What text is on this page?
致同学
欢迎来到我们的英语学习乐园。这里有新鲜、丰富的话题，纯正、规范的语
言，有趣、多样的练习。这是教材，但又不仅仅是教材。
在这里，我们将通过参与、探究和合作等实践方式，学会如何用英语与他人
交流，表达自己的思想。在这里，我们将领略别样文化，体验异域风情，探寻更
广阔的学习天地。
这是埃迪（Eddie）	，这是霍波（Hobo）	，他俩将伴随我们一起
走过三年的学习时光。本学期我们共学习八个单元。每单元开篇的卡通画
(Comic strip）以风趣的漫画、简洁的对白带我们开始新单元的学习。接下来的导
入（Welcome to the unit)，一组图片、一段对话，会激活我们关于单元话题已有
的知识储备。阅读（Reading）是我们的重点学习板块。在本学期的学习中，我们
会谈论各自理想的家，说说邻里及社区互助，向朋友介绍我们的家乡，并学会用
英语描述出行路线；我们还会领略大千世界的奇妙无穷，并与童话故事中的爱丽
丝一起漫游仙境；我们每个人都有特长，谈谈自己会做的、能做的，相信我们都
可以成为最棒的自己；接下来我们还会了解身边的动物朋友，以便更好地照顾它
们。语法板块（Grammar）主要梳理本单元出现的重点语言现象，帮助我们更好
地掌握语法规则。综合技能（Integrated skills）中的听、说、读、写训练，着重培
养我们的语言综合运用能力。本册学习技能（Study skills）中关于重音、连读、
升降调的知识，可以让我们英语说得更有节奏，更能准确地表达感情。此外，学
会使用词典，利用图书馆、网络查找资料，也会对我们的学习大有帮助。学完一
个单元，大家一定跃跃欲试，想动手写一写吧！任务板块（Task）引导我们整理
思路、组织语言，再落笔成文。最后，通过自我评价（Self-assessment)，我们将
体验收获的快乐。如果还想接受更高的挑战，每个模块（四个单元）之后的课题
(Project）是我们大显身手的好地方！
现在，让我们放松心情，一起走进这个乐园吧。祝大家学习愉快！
--
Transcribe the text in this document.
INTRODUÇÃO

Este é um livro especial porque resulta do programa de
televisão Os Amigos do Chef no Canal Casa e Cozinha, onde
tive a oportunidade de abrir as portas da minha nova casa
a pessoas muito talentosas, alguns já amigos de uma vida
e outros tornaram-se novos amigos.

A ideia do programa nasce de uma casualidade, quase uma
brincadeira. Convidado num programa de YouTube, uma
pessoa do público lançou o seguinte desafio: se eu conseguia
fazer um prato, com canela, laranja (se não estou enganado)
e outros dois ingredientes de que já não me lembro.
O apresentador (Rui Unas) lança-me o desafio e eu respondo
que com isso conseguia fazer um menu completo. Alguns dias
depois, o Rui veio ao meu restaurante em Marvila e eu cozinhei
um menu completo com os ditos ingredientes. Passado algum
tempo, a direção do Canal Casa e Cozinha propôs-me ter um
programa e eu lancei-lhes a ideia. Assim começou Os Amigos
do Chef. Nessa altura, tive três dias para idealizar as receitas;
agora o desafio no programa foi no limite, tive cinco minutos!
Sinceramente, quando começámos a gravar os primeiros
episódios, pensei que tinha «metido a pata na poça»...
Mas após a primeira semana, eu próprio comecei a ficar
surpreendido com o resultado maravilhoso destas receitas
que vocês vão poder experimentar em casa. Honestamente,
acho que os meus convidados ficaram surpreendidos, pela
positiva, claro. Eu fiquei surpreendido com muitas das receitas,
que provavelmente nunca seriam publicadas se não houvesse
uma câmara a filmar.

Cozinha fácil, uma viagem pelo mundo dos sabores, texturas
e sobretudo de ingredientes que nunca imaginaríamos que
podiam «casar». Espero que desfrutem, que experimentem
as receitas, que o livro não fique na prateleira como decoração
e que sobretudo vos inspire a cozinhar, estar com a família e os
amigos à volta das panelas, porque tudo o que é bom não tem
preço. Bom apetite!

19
* * *
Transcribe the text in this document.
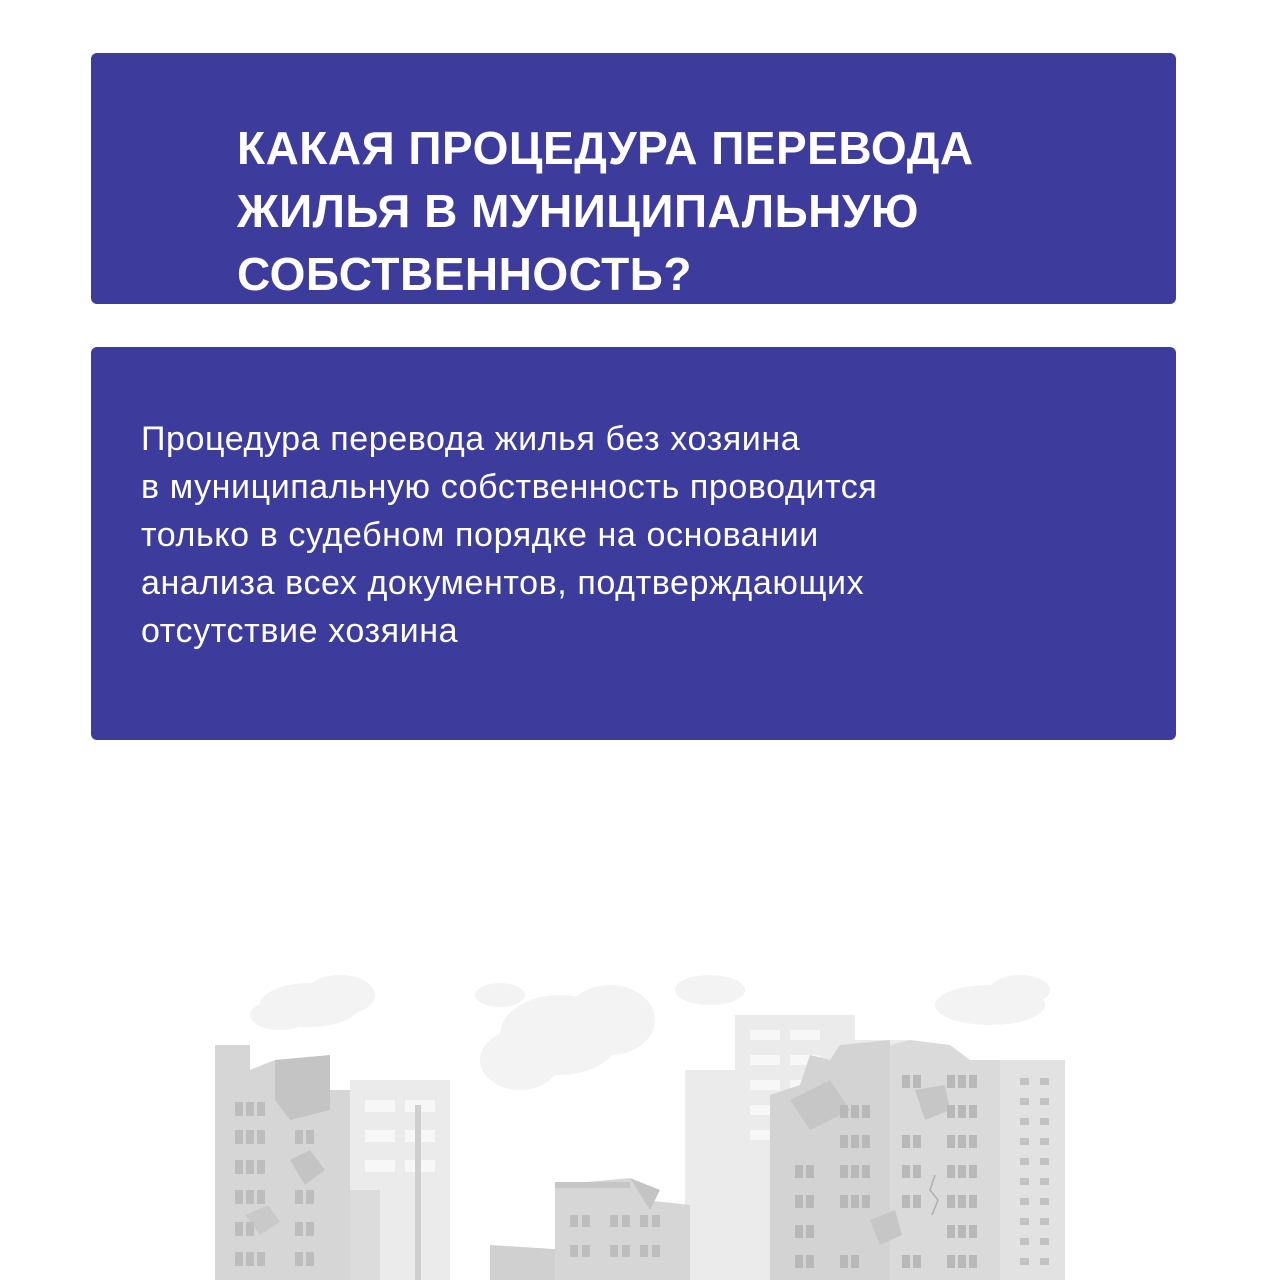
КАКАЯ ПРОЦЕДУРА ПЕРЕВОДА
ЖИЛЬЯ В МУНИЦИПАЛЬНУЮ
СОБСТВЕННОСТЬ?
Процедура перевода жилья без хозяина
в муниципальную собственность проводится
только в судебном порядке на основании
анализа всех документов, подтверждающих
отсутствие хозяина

What needs to be done:
Which lines hold the word "Canal"? Show each one.

Answer to this task:
televisão Os Amigos do Chef no Canal Casa e Cozinha, onde
tempo, a direção do Canal Casa e Cozinha propôs-me ter um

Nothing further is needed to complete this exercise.